> Written task: Without including any images, repeat the data exactly.

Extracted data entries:
# # # # #

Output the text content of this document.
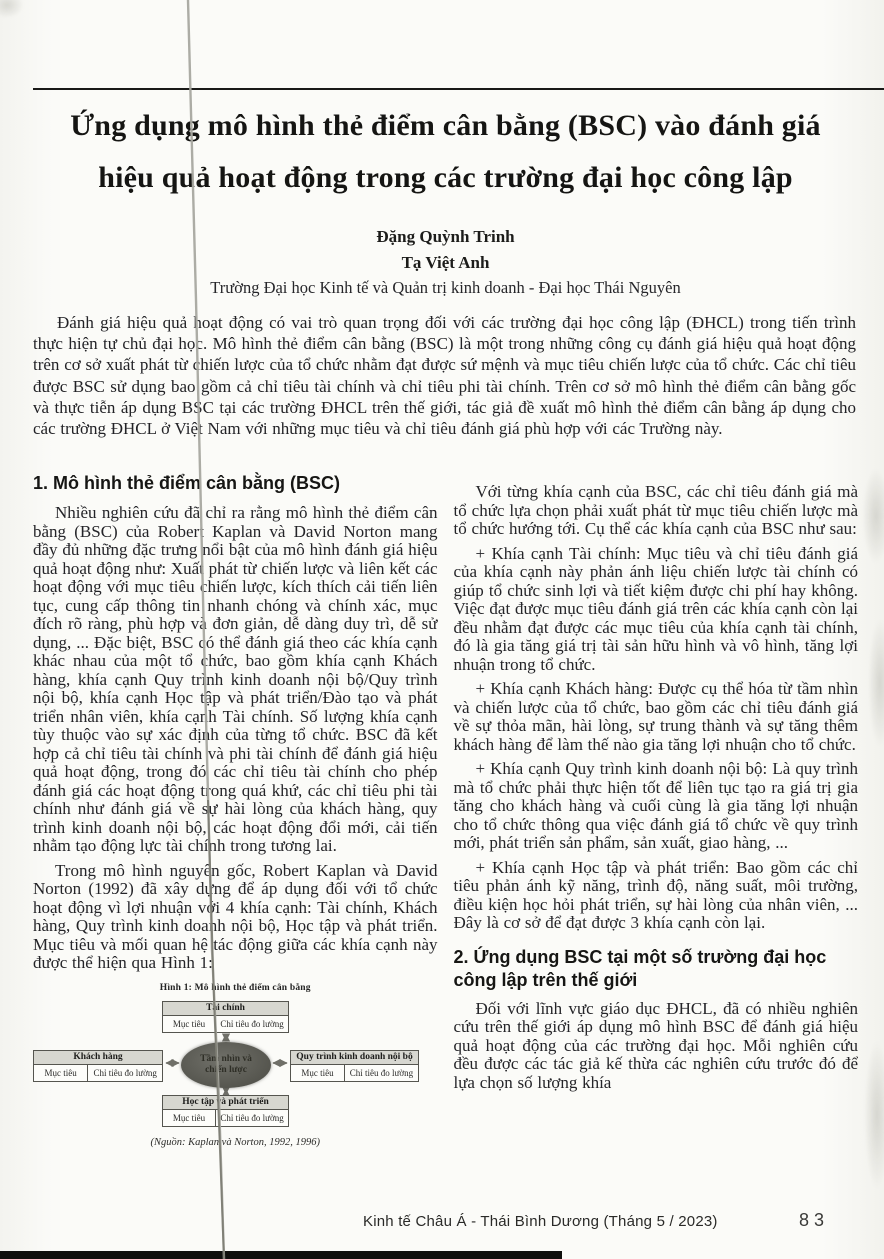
Ứng dụng mô hình thẻ điểm cân bằng (BSC) vào đánh giá
hiệu quả hoạt động trong các trường đại học công lập
Đặng Quỳnh Trinh
Tạ Việt Anh
Trường Đại học Kinh tế và Quản trị kinh doanh - Đại học Thái Nguyên

Đánh giá hiệu quả hoạt động có vai trò quan trọng đối với các trường đại học công lập (ĐHCL) trong tiến trình thực hiện tự chủ đại học. Mô hình thẻ điểm cân bằng (BSC) là một trong những công cụ đánh giá hiệu quả hoạt động trên cơ sở xuất phát từ chiến lược của tổ chức nhằm đạt được sứ mệnh và mục tiêu chiến lược của tổ chức. Các chỉ tiêu được BSC sử dụng bao gồm cả chỉ tiêu tài chính và chỉ tiêu phi tài chính. Trên cơ sở mô hình thẻ điểm cân bằng gốc và thực tiễn áp dụng BSC tại các trường ĐHCL trên thế giới, tác giả đề xuất mô hình thẻ điểm cân bằng áp dụng cho các trường ĐHCL ở Việt Nam với những mục tiêu và chỉ tiêu đánh giá phù hợp với các Trường này.

1. Mô hình thẻ điểm cân bằng (BSC)

Nhiều nghiên cứu đã chỉ ra rằng mô hình thẻ điểm cân bằng (BSC) của Robert Kaplan và David Norton mang đầy đủ những đặc trưng nổi bật của mô hình đánh giá hiệu quả hoạt động như: Xuất phát từ chiến lược và liên kết các hoạt động với mục tiêu chiến lược, kích thích cải tiến liên tục, cung cấp thông tin nhanh chóng và chính xác, mục đích rõ ràng, phù hợp và đơn giản, dễ dàng duy trì, dễ sử dụng, ... Đặc biệt, BSC có thể đánh giá theo các khía cạnh khác nhau của một tổ chức, bao gồm khía cạnh Khách hàng, khía cạnh Quy trình kinh doanh nội bộ/Quy trình nội bộ, khía cạnh Học tập và phát triển/Đào tạo và phát triển nhân viên, khía cạnh Tài chính. Số lượng khía cạnh tùy thuộc vào sự xác định của từng tổ chức. BSC đã kết hợp cả chỉ tiêu tài chính và phi tài chính để đánh giá hiệu quả hoạt động, trong đó các chỉ tiêu tài chính cho phép đánh giá các hoạt động trong quá khứ, các chỉ tiêu phi tài chính như đánh giá về sự hài lòng của khách hàng, quy trình kinh doanh nội bộ, các hoạt động đổi mới, cải tiến nhằm tạo động lực tài chính trong tương lai.

Trong mô hình nguyên gốc, Robert Kaplan và David Norton (1992) đã xây dựng để áp dụng đối với tổ chức hoạt động vì lợi nhuận với 4 khía cạnh: Tài chính, Khách hàng, Quy trình kinh doanh nội bộ, Học tập và phát triển. Mục tiêu và mối quan hệ tác động giữa các khía cạnh này được thể hiện qua Hình 1:

Hình 1: Mô hình thẻ điểm cân bằng
Tài chính
Mục tiêu	Chỉ tiêu đo lường
Khách hàng
Mục tiêu	Chỉ tiêu đo lường
Quy trình kinh doanh nội bộ
Mục tiêu	Chỉ tiêu đo lường
Học tập và phát triển
Mục tiêu	Chỉ tiêu đo lường
Tầm nhìn và chiến lược
(Nguồn: Kaplan và Norton, 1992, 1996)

Với từng khía cạnh của BSC, các chỉ tiêu đánh giá mà tổ chức lựa chọn phải xuất phát từ mục tiêu chiến lược mà tổ chức hướng tới. Cụ thể các khía cạnh của BSC như sau:

+ Khía cạnh Tài chính: Mục tiêu và chỉ tiêu đánh giá của khía cạnh này phản ánh liệu chiến lược tài chính có giúp tổ chức sinh lợi và tiết kiệm được chi phí hay không. Việc đạt được mục tiêu đánh giá trên các khía cạnh còn lại đều nhằm đạt được các mục tiêu của khía cạnh tài chính, đó là gia tăng giá trị tài sản hữu hình và vô hình, tăng lợi nhuận trong tổ chức.

+ Khía cạnh Khách hàng: Được cụ thể hóa từ tầm nhìn và chiến lược của tổ chức, bao gồm các chỉ tiêu đánh giá về sự thỏa mãn, hài lòng, sự trung thành và sự tăng thêm khách hàng để làm thế nào gia tăng lợi nhuận cho tổ chức.

+ Khía cạnh Quy trình kinh doanh nội bộ: Là quy trình mà tổ chức phải thực hiện tốt để liên tục tạo ra giá trị gia tăng cho khách hàng và cuối cùng là gia tăng lợi nhuận cho tổ chức thông qua việc đánh giá tổ chức về quy trình mới, phát triển sản phẩm, sản xuất, giao hàng, ...

+ Khía cạnh Học tập và phát triển: Bao gồm các chỉ tiêu phản ánh kỹ năng, trình độ, năng suất, môi trường, điều kiện học hỏi phát triển, sự hài lòng của nhân viên, ... Đây là cơ sở để đạt được 3 khía cạnh còn lại.

2. Ứng dụng BSC tại một số trường đại học công lập trên thế giới

Đối với lĩnh vực giáo dục ĐHCL, đã có nhiều nghiên cứu trên thế giới áp dụng mô hình BSC để đánh giá hiệu quả hoạt động của các trường đại học. Mỗi nghiên cứu đều được các tác giả kế thừa các nghiên cứu trước đó để lựa chọn số lượng khía

Kinh tế Châu Á - Thái Bình Dương (Tháng 5 / 2023)	83
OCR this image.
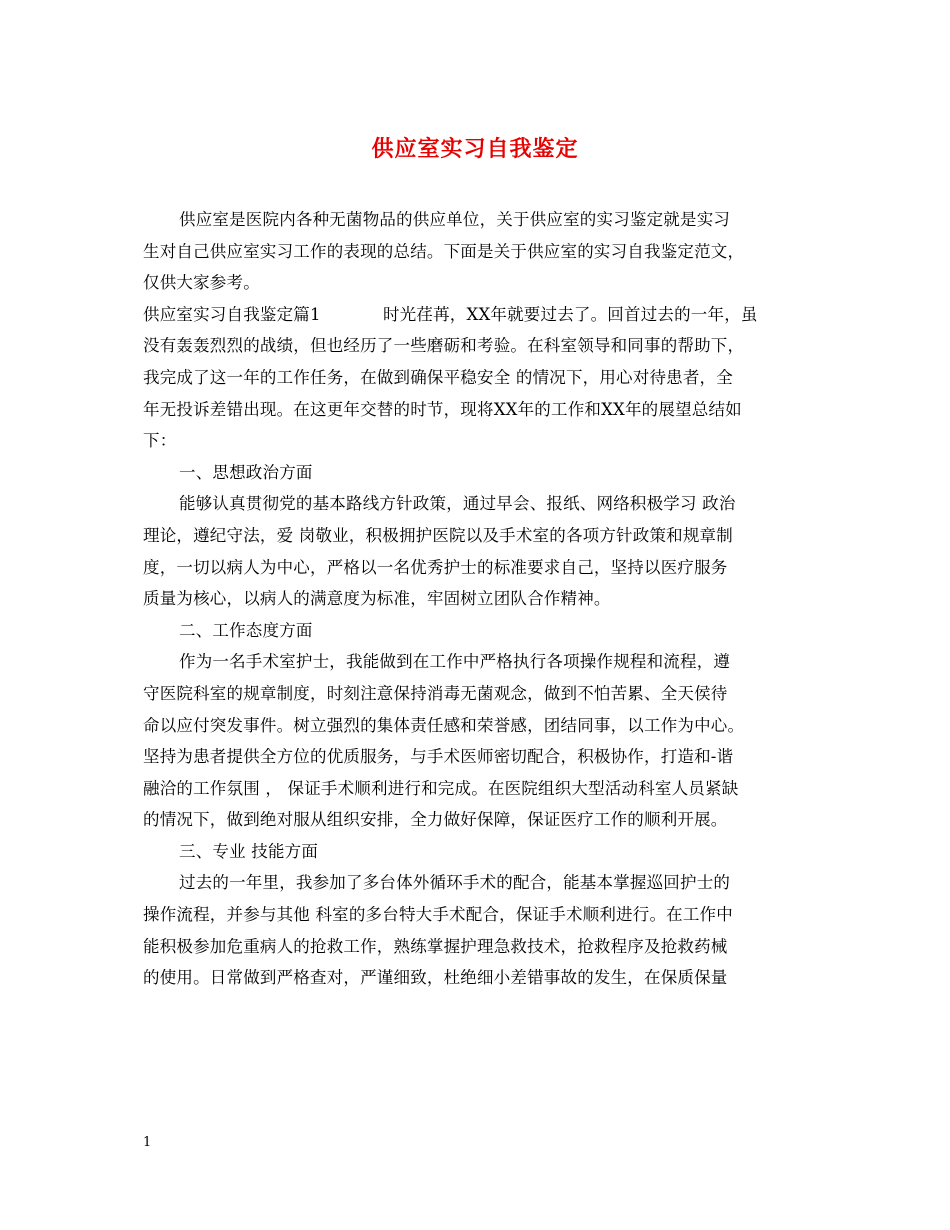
供应室实习自我鉴定
供应室是医院内各种无菌物品的供应单位，关于供应室的实习鉴定就是实习
生对自己供应室实习工作的表现的总结。下面是关于供应室的实习自我鉴定范文，
仅供大家参考。
供应室实习自我鉴定篇1	时光荏苒，XX年就要过去了。回首过去的一年，虽
没有轰轰烈烈的战绩，但也经历了一些磨砺和考验。在科室领导和同事的帮助下，
我完成了这一年的工作任务，在做到确保平稳安全 的情况下，用心对待患者，全
年无投诉差错出现。在这更年交替的时节，现将XX年的工作和XX年的展望总结如
下：
一、思想政治方面
能够认真贯彻党的基本路线方针政策，通过早会、报纸、网络积极学习 政治
理论，遵纪守法，爱 岗敬业，积极拥护医院以及手术室的各项方针政策和规章制
度，一切以病人为中心，严格以一名优秀护士的标准要求自己，坚持以医疗服务
质量为核心，以病人的满意度为标准，牢固树立团队合作精神。
二、工作态度方面
作为一名手术室护士，我能做到在工作中严格执行各项操作规程和流程，遵
守医院科室的规章制度，时刻注意保持消毒无菌观念，做到不怕苦累、全天侯待
命以应付突发事件。树立强烈的集体责任感和荣誉感，团结同事，以工作为中心。
坚持为患者提供全方位的优质服务，与手术医师密切配合，积极协作，打造和-谐
融洽的工作氛围 ， 保证手术顺利进行和完成。在医院组织大型活动科室人员紧缺
的情况下，做到绝对服从组织安排，全力做好保障，保证医疗工作的顺利开展。
三、专业 技能方面
过去的一年里，我参加了多台体外循环手术的配合，能基本掌握巡回护士的
操作流程，并参与其他 科室的多台特大手术配合，保证手术顺利进行。在工作中
能积极参加危重病人的抢救工作，熟练掌握护理急救技术，抢救程序及抢救药械
的使用。日常做到严格查对，严谨细致，杜绝细小差错事故的发生，在保质保量
1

# # # # #

> Full answer:
Output the text content of this document.
Ứng dụng mô hình thẻ điểm cân bằng (BSC) vào đánh giá
hiệu quả hoạt động trong các trường đại học công lập
Đặng Quỳnh Trinh
Tạ Việt Anh
Trường Đại học Kinh tế và Quản trị kinh doanh - Đại học Thái Nguyên

Đánh giá hiệu quả hoạt động có vai trò quan trọng đối với các trường đại học công lập (ĐHCL) trong tiến trình thực hiện tự chủ đại học. Mô hình thẻ điểm cân bằng (BSC) là một trong những công cụ đánh giá hiệu quả hoạt động trên cơ sở xuất phát từ chiến lược của tổ chức nhằm đạt được sứ mệnh và mục tiêu chiến lược của tổ chức. Các chỉ tiêu được BSC sử dụng bao gồm cả chỉ tiêu tài chính và chỉ tiêu phi tài chính. Trên cơ sở mô hình thẻ điểm cân bằng gốc và thực tiễn áp dụng BSC tại các trường ĐHCL trên thế giới, tác giả đề xuất mô hình thẻ điểm cân bằng áp dụng cho các trường ĐHCL ở Việt Nam với những mục tiêu và chỉ tiêu đánh giá phù hợp với các Trường này.

1. Mô hình thẻ điểm cân bằng (BSC)

Nhiều nghiên cứu đã chỉ ra rằng mô hình thẻ điểm cân bằng (BSC) của Robert Kaplan và David Norton mang đầy đủ những đặc trưng nổi bật của mô hình đánh giá hiệu quả hoạt động như: Xuất phát từ chiến lược và liên kết các hoạt động với mục tiêu chiến lược, kích thích cải tiến liên tục, cung cấp thông tin nhanh chóng và chính xác, mục đích rõ ràng, phù hợp và đơn giản, dễ dàng duy trì, dễ sử dụng, ... Đặc biệt, BSC có thể đánh giá theo các khía cạnh khác nhau của một tổ chức, bao gồm khía cạnh Khách hàng, khía cạnh Quy trình kinh doanh nội bộ/Quy trình nội bộ, khía cạnh Học tập và phát triển/Đào tạo và phát triển nhân viên, khía cạnh Tài chính. Số lượng khía cạnh tùy thuộc vào sự xác định của từng tổ chức. BSC đã kết hợp cả chỉ tiêu tài chính và phi tài chính để đánh giá hiệu quả hoạt động, trong đó các chỉ tiêu tài chính cho phép đánh giá các hoạt động trong quá khứ, các chỉ tiêu phi tài chính như đánh giá về sự hài lòng của khách hàng, quy trình kinh doanh nội bộ, các hoạt động đổi mới, cải tiến nhằm tạo động lực tài chính trong tương lai.

Trong mô hình nguyên gốc, Robert Kaplan và David Norton (1992) đã xây dựng để áp dụng đối với tổ chức hoạt động vì lợi nhuận với 4 khía cạnh: Tài chính, Khách hàng, Quy trình kinh doanh nội bộ, Học tập và phát triển. Mục tiêu và mối quan hệ tác động giữa các khía cạnh này được thể hiện qua Hình 1:

Hình 1: Mô hình thẻ điểm cân bằng
Tài chính
Mục tiêu	Chỉ tiêu đo lường
Khách hàng
Mục tiêu	Chỉ tiêu đo lường
Quy trình kinh doanh nội bộ
Mục tiêu	Chỉ tiêu đo lường
Học tập và phát triển
Mục tiêu	Chỉ tiêu đo lường
Tầm nhìn và chiến lược
(Nguồn: Kaplan và Norton, 1992, 1996)

Với từng khía cạnh của BSC, các chỉ tiêu đánh giá mà tổ chức lựa chọn phải xuất phát từ mục tiêu chiến lược mà tổ chức hướng tới. Cụ thể các khía cạnh của BSC như sau:

+ Khía cạnh Tài chính: Mục tiêu và chỉ tiêu đánh giá của khía cạnh này phản ánh liệu chiến lược tài chính có giúp tổ chức sinh lợi và tiết kiệm được chi phí hay không. Việc đạt được mục tiêu đánh giá trên các khía cạnh còn lại đều nhằm đạt được các mục tiêu của khía cạnh tài chính, đó là gia tăng giá trị tài sản hữu hình và vô hình, tăng lợi nhuận trong tổ chức.

+ Khía cạnh Khách hàng: Được cụ thể hóa từ tầm nhìn và chiến lược của tổ chức, bao gồm các chỉ tiêu đánh giá về sự thỏa mãn, hài lòng, sự trung thành và sự tăng thêm khách hàng để làm thế nào gia tăng lợi nhuận cho tổ chức.

+ Khía cạnh Quy trình kinh doanh nội bộ: Là quy trình mà tổ chức phải thực hiện tốt để liên tục tạo ra giá trị gia tăng cho khách hàng và cuối cùng là gia tăng lợi nhuận cho tổ chức thông qua việc đánh giá tổ chức về quy trình mới, phát triển sản phẩm, sản xuất, giao hàng, ...

+ Khía cạnh Học tập và phát triển: Bao gồm các chỉ tiêu phản ánh kỹ năng, trình độ, năng suất, môi trường, điều kiện học hỏi phát triển, sự hài lòng của nhân viên, ... Đây là cơ sở để đạt được 3 khía cạnh còn lại.

2. Ứng dụng BSC tại một số trường đại học công lập trên thế giới

Đối với lĩnh vực giáo dục ĐHCL, đã có nhiều nghiên cứu trên thế giới áp dụng mô hình BSC để đánh giá hiệu quả hoạt động của các trường đại học. Mỗi nghiên cứu đều được các tác giả kế thừa các nghiên cứu trước đó để lựa chọn số lượng khía

Kinh tế Châu Á - Thái Bình Dương (Tháng 5 / 2023)	83
OCR this image.
供应室实习自我鉴定
供应室是医院内各种无菌物品的供应单位，关于供应室的实习鉴定就是实习
生对自己供应室实习工作的表现的总结。下面是关于供应室的实习自我鉴定范文，
仅供大家参考。
供应室实习自我鉴定篇1	时光荏苒，XX年就要过去了。回首过去的一年，虽
没有轰轰烈烈的战绩，但也经历了一些磨砺和考验。在科室领导和同事的帮助下，
我完成了这一年的工作任务，在做到确保平稳安全 的情况下，用心对待患者，全
年无投诉差错出现。在这更年交替的时节，现将XX年的工作和XX年的展望总结如
下：
一、思想政治方面
能够认真贯彻党的基本路线方针政策，通过早会、报纸、网络积极学习 政治
理论，遵纪守法，爱 岗敬业，积极拥护医院以及手术室的各项方针政策和规章制
度，一切以病人为中心，严格以一名优秀护士的标准要求自己，坚持以医疗服务
质量为核心，以病人的满意度为标准，牢固树立团队合作精神。
二、工作态度方面
作为一名手术室护士，我能做到在工作中严格执行各项操作规程和流程，遵
守医院科室的规章制度，时刻注意保持消毒无菌观念，做到不怕苦累、全天侯待
命以应付突发事件。树立强烈的集体责任感和荣誉感，团结同事，以工作为中心。
坚持为患者提供全方位的优质服务，与手术医师密切配合，积极协作，打造和-谐
融洽的工作氛围 ， 保证手术顺利进行和完成。在医院组织大型活动科室人员紧缺
的情况下，做到绝对服从组织安排，全力做好保障，保证医疗工作的顺利开展。
三、专业 技能方面
过去的一年里，我参加了多台体外循环手术的配合，能基本掌握巡回护士的
操作流程，并参与其他 科室的多台特大手术配合，保证手术顺利进行。在工作中
能积极参加危重病人的抢救工作，熟练掌握护理急救技术，抢救程序及抢救药械
的使用。日常做到严格查对，严谨细致，杜绝细小差错事故的发生，在保质保量
1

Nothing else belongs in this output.